:: TASK ::
Gather all lines in the entries that include the word "Skill".

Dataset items
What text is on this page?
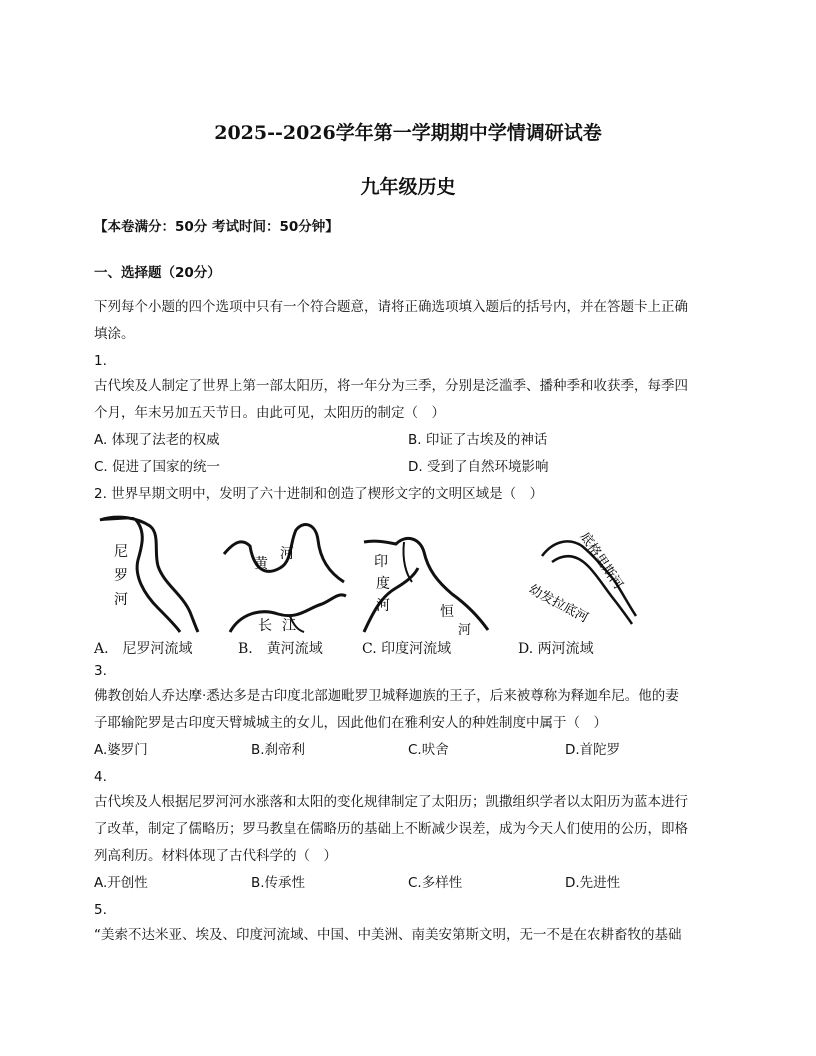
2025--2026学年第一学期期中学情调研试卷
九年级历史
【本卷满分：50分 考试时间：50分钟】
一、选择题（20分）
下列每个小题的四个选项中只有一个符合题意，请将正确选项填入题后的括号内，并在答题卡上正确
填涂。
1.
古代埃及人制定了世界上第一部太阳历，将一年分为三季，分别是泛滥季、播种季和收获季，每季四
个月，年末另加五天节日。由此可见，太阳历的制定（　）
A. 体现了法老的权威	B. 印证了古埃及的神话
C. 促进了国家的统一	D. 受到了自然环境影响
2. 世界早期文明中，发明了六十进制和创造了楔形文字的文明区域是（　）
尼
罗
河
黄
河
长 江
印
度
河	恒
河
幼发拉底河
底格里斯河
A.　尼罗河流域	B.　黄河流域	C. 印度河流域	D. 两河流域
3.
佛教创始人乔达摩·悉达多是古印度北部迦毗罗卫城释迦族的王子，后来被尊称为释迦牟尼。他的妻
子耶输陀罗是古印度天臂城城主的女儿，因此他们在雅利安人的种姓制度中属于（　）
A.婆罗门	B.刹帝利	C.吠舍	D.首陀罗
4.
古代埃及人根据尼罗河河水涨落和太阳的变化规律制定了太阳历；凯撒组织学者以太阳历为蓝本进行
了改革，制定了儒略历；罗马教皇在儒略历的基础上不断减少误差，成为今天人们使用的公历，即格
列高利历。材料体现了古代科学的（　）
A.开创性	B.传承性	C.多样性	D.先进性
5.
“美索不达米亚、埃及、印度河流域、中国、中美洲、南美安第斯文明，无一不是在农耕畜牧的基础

...

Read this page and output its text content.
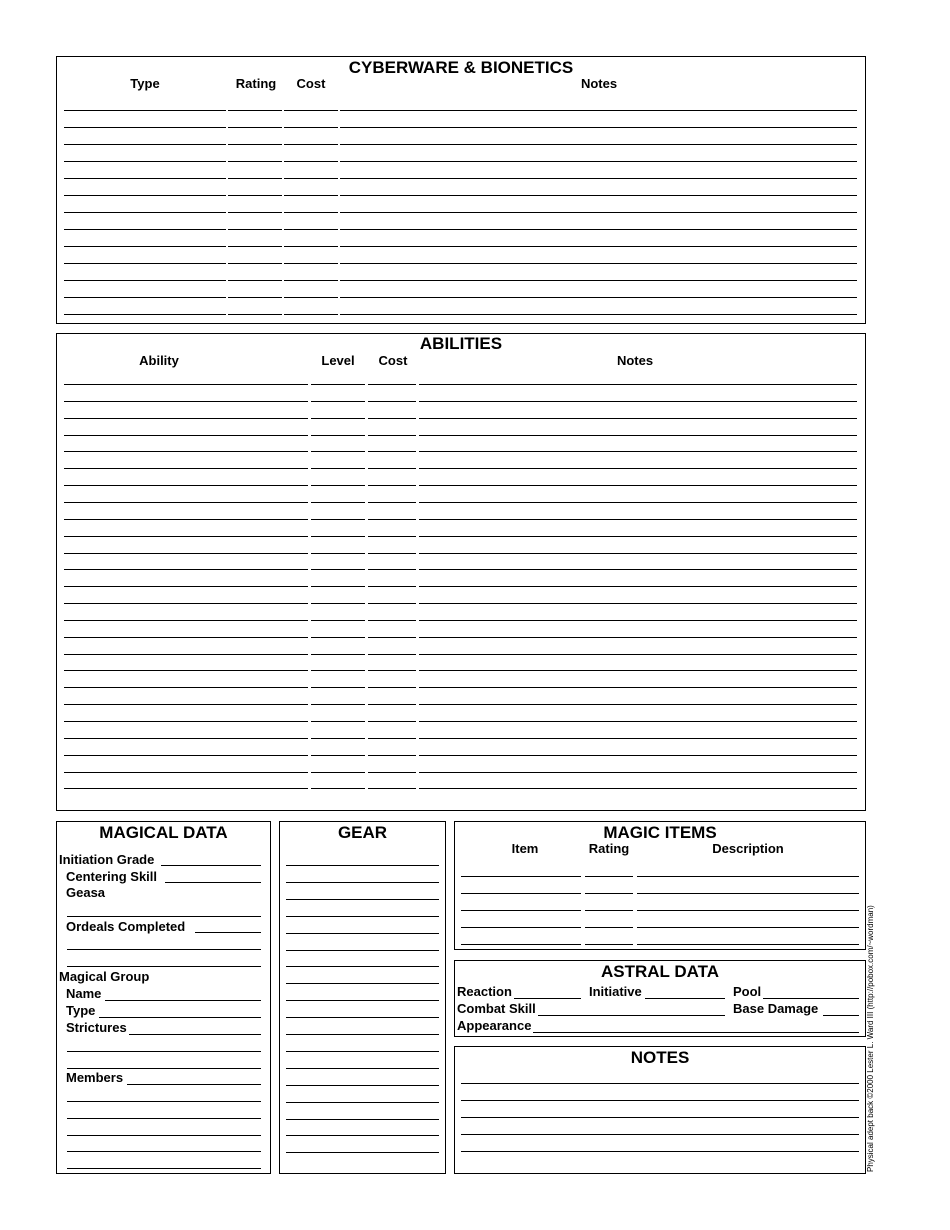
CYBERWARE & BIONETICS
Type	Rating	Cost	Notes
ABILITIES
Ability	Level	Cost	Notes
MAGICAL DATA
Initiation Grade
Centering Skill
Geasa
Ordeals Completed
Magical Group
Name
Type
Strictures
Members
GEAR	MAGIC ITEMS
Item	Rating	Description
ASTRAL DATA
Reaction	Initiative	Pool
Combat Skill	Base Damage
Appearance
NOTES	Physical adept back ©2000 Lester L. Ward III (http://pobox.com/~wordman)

---

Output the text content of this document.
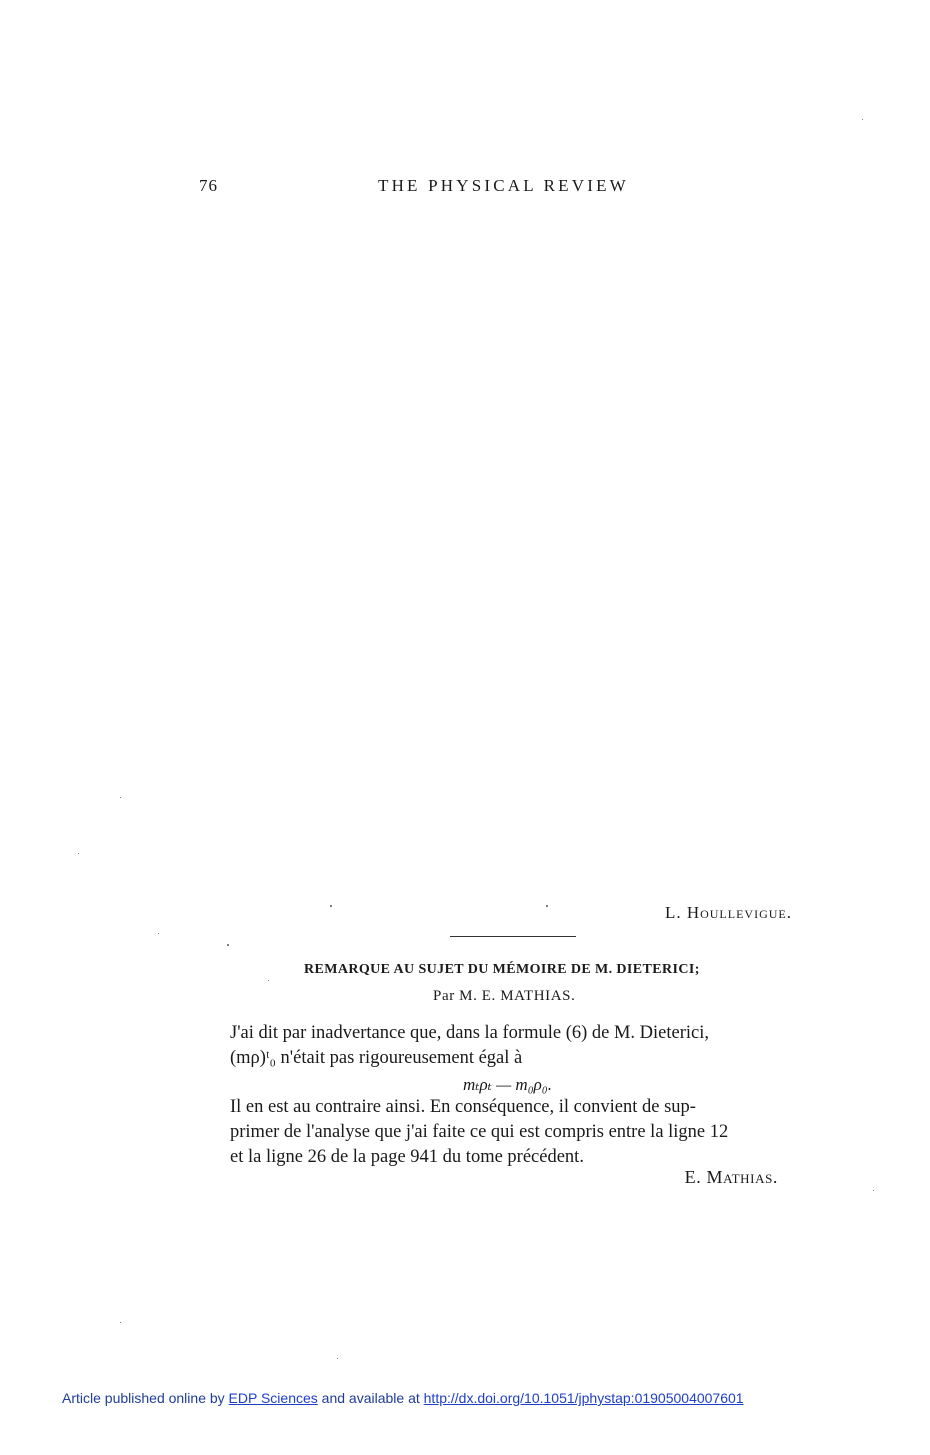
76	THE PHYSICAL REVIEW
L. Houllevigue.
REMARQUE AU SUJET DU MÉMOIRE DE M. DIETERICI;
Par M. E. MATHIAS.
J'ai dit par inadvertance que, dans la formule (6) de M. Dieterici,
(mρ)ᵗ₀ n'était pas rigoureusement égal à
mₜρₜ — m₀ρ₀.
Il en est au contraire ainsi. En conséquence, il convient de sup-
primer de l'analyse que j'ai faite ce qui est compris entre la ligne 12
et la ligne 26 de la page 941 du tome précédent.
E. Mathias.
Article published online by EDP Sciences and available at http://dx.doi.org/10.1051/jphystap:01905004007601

:: SOLUTION TO THE PROBLEM ::
Centering Skill
Combat Skill	Base Damage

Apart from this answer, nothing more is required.